■ CHALLENGE:
Track down each line that has the word "content" and copy it.

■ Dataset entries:
⟨
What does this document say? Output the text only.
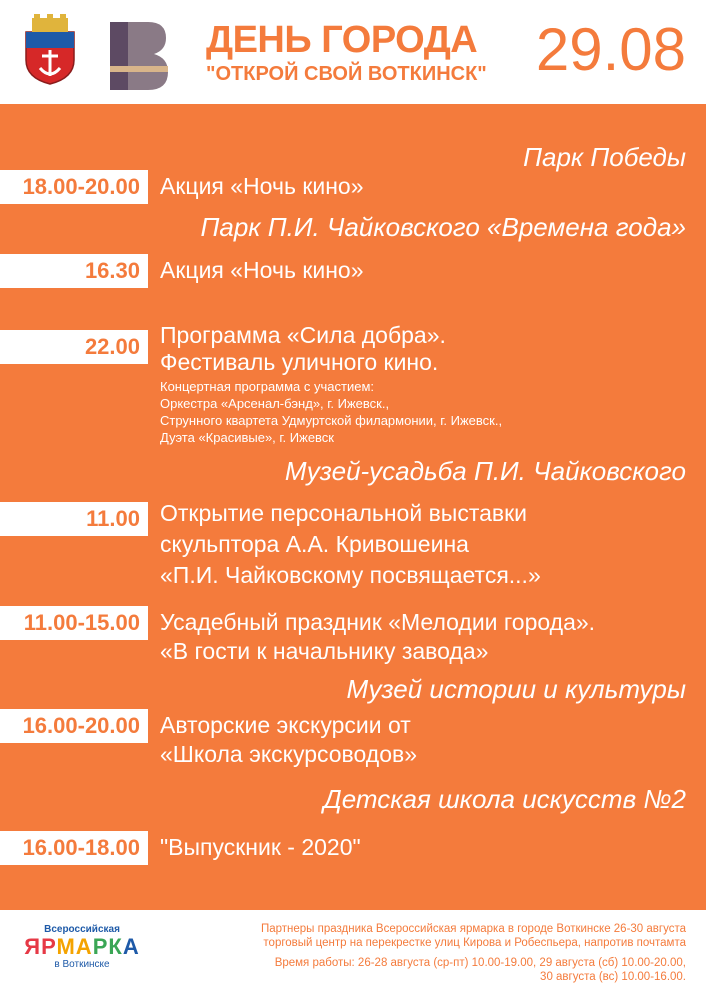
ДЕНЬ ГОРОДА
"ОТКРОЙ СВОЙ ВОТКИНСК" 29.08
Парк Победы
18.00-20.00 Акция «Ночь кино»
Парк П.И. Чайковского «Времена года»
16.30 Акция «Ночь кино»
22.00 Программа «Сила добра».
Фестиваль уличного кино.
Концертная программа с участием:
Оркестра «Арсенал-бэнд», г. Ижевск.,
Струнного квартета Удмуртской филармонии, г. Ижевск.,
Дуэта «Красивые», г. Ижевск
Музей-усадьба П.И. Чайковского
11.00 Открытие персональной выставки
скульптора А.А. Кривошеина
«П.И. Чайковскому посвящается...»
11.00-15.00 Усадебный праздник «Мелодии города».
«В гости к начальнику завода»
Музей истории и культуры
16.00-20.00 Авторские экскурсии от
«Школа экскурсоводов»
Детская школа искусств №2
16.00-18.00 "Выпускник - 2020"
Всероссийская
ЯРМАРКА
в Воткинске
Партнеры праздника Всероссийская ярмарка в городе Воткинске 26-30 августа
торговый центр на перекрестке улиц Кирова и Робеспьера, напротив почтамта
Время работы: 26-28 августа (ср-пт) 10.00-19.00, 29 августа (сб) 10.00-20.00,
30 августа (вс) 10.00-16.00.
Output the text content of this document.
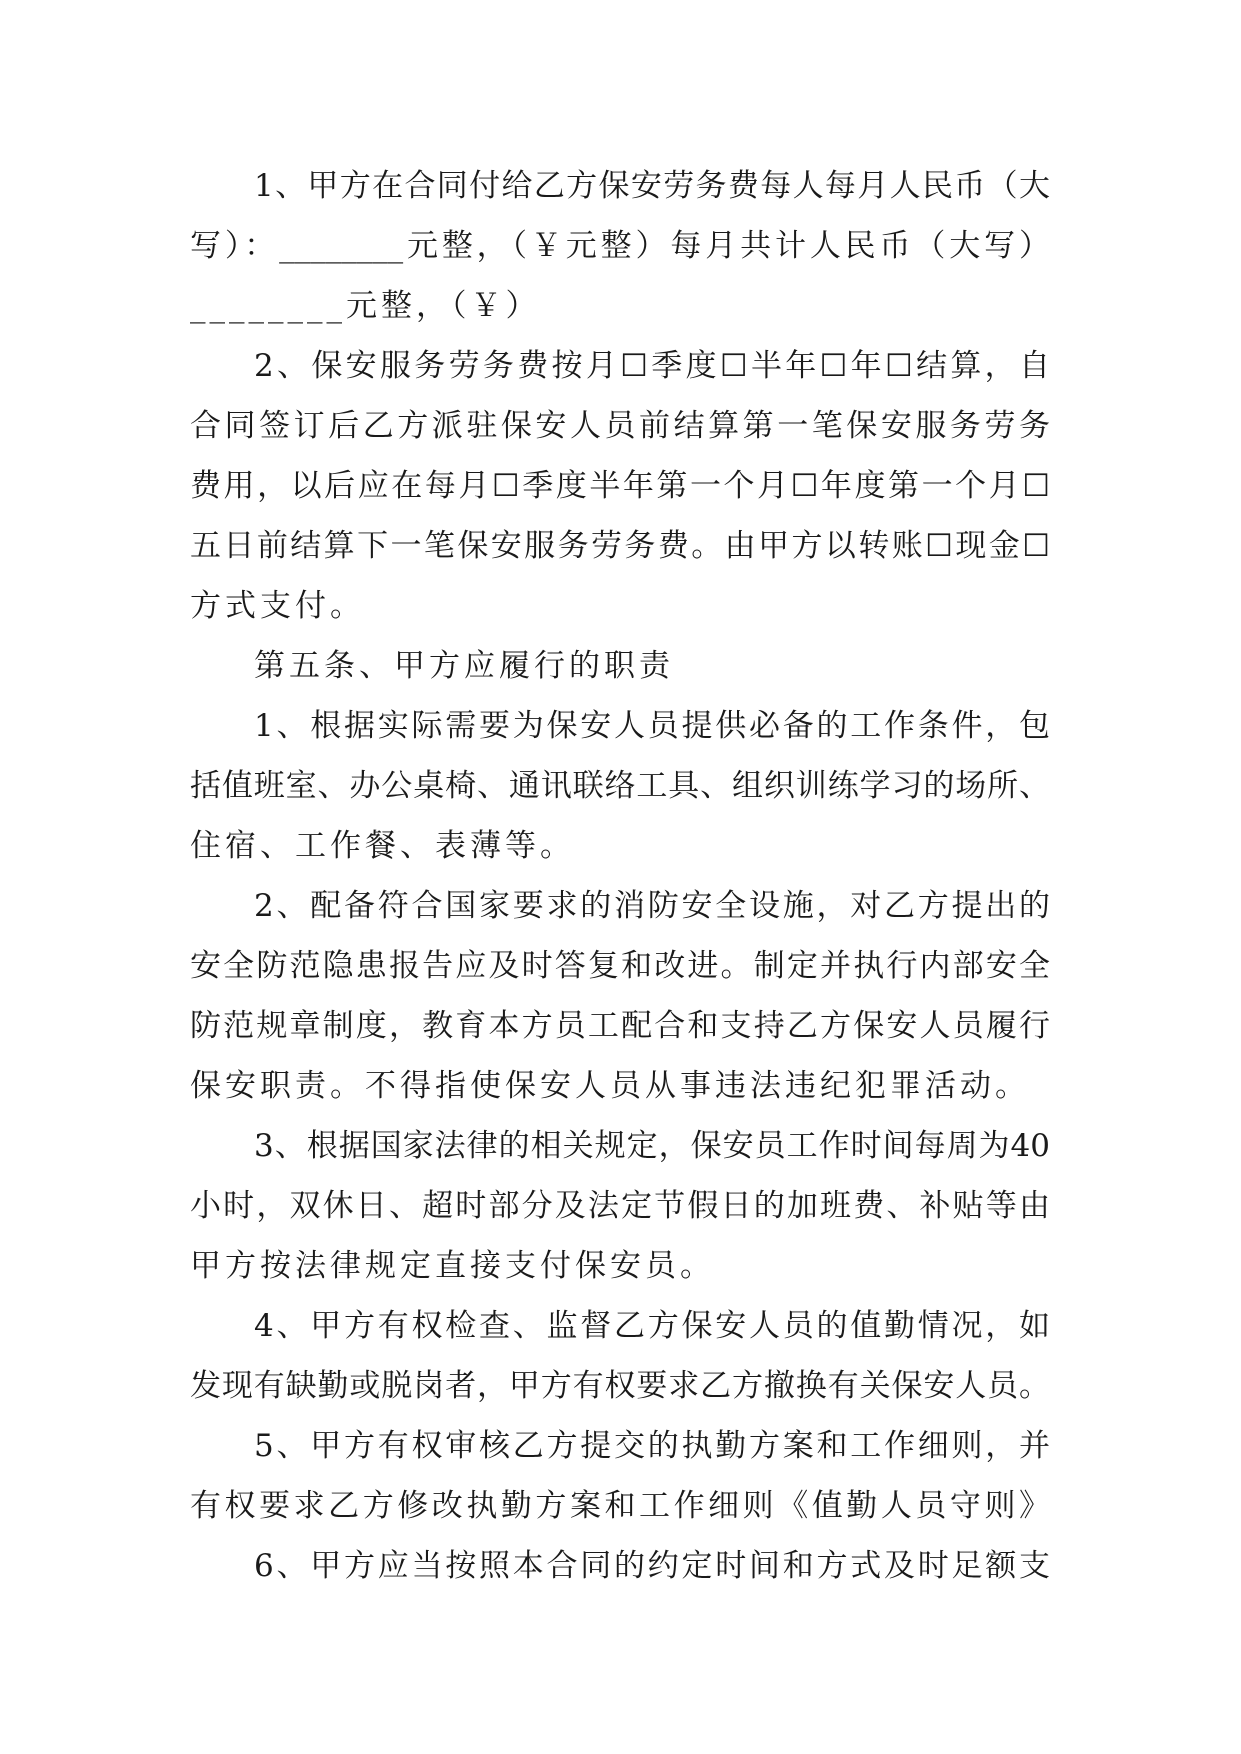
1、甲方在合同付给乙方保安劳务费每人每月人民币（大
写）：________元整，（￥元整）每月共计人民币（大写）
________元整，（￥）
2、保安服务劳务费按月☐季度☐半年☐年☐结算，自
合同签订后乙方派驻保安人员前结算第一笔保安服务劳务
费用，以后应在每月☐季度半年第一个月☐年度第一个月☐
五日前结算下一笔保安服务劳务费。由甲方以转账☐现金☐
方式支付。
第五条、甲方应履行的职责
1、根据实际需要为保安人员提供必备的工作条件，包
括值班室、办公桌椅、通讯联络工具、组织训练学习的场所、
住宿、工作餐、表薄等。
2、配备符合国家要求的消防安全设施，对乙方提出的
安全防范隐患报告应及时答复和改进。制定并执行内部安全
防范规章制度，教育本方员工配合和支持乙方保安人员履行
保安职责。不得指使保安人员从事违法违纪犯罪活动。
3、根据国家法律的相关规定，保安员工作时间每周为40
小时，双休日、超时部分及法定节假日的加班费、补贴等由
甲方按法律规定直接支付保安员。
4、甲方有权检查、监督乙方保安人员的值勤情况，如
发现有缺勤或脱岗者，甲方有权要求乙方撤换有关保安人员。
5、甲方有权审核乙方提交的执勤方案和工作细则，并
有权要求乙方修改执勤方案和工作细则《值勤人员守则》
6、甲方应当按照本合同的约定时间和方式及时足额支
⟩
⟨
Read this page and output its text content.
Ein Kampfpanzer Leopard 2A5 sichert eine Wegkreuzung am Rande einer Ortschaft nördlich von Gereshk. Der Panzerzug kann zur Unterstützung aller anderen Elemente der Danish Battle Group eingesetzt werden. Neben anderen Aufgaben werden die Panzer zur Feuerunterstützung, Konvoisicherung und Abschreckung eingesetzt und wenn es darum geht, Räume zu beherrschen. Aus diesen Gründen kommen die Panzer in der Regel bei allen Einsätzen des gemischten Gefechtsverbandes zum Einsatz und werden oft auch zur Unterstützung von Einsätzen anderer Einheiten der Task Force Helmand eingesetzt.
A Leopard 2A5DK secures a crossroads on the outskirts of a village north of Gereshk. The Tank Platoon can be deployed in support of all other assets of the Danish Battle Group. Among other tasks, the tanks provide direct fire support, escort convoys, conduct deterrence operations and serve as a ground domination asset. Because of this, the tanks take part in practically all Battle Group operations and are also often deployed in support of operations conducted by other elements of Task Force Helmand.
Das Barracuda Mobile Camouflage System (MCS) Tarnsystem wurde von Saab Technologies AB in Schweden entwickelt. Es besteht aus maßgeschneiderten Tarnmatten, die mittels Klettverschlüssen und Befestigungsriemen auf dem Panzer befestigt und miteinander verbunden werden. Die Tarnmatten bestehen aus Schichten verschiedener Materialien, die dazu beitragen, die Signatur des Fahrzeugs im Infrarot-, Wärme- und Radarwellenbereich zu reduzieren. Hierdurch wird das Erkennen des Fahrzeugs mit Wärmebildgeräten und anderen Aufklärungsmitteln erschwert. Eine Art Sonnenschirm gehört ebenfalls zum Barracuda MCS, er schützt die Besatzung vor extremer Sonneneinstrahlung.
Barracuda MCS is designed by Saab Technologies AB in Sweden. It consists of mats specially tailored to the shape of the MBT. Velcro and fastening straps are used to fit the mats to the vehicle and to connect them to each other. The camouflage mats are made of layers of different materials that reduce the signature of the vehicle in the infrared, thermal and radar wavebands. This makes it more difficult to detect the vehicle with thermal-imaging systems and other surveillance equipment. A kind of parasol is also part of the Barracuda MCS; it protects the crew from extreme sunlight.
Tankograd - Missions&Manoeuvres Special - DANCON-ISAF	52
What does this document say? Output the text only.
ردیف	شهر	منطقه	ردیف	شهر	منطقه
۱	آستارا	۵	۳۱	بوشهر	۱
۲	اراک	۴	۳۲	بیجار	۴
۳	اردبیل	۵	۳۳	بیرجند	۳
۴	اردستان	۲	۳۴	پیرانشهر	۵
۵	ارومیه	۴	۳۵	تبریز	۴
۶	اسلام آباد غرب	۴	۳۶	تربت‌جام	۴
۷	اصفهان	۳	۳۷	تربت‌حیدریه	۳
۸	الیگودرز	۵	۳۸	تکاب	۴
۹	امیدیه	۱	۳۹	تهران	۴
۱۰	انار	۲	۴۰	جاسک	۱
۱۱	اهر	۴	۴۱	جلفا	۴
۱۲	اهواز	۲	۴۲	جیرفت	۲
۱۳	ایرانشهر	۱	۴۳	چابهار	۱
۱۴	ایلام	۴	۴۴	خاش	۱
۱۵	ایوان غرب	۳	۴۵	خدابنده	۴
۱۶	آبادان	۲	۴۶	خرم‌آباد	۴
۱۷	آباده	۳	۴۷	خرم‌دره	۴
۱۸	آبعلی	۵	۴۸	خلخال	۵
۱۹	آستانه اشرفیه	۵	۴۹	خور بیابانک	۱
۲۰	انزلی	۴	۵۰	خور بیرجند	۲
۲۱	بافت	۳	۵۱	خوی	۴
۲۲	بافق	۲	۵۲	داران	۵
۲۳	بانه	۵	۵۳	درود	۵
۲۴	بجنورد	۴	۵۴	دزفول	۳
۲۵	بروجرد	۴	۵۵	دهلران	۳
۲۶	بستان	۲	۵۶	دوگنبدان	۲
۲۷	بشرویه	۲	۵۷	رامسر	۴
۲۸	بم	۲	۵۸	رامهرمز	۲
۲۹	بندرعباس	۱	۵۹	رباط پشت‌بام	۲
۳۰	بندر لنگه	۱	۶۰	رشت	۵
⟩
■ EXERCISE RESPONSE:
Output the text content of this document.
Read this page and output its text content.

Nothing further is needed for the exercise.